Prompt :: List all lines in the material below that contain "حساب".

Records for this task ::
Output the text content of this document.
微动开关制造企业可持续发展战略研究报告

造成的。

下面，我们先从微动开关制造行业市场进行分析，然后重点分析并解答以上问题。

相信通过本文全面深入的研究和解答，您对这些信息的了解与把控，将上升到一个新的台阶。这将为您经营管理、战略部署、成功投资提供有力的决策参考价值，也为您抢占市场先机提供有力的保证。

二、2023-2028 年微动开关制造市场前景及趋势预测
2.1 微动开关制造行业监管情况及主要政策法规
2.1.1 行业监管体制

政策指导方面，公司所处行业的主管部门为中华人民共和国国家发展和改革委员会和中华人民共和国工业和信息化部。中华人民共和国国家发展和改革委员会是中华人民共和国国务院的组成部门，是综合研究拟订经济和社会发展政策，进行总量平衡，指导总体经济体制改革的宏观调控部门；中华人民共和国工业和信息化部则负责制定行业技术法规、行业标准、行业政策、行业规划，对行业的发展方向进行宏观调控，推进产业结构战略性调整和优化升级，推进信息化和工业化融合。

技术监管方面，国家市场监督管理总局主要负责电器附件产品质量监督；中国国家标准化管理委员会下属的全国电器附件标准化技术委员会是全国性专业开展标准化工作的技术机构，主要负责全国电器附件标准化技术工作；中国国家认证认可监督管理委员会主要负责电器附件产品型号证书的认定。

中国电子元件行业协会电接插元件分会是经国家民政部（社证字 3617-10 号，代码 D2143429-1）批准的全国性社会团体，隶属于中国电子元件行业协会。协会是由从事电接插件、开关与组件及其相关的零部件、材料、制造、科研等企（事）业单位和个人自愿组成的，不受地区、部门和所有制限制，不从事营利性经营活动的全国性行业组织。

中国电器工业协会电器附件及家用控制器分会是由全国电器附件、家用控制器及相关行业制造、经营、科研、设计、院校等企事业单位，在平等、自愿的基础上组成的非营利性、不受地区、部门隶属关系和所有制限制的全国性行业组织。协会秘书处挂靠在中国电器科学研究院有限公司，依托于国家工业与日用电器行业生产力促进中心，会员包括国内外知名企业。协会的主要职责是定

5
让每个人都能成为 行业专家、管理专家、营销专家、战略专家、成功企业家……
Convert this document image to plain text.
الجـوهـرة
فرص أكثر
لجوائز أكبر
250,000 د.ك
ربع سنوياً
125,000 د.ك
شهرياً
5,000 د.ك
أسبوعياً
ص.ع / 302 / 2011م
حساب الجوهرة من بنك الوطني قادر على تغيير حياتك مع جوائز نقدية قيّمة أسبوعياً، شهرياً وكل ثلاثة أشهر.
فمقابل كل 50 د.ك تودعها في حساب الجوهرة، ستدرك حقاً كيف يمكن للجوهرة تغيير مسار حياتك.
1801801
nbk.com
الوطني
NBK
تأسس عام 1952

Response to this exercise ::
حساب الجوهرة من بنك الوطني قادر على تغيير حياتك مع جوائز نقدية قيّمة أسبوعياً، شهرياً وكل ثلاثة أشهر.
فمقابل كل 50 د.ك تودعها في حساب الجوهرة، ستدرك حقاً كيف يمكن للجوهرة تغيير مسار حياتك.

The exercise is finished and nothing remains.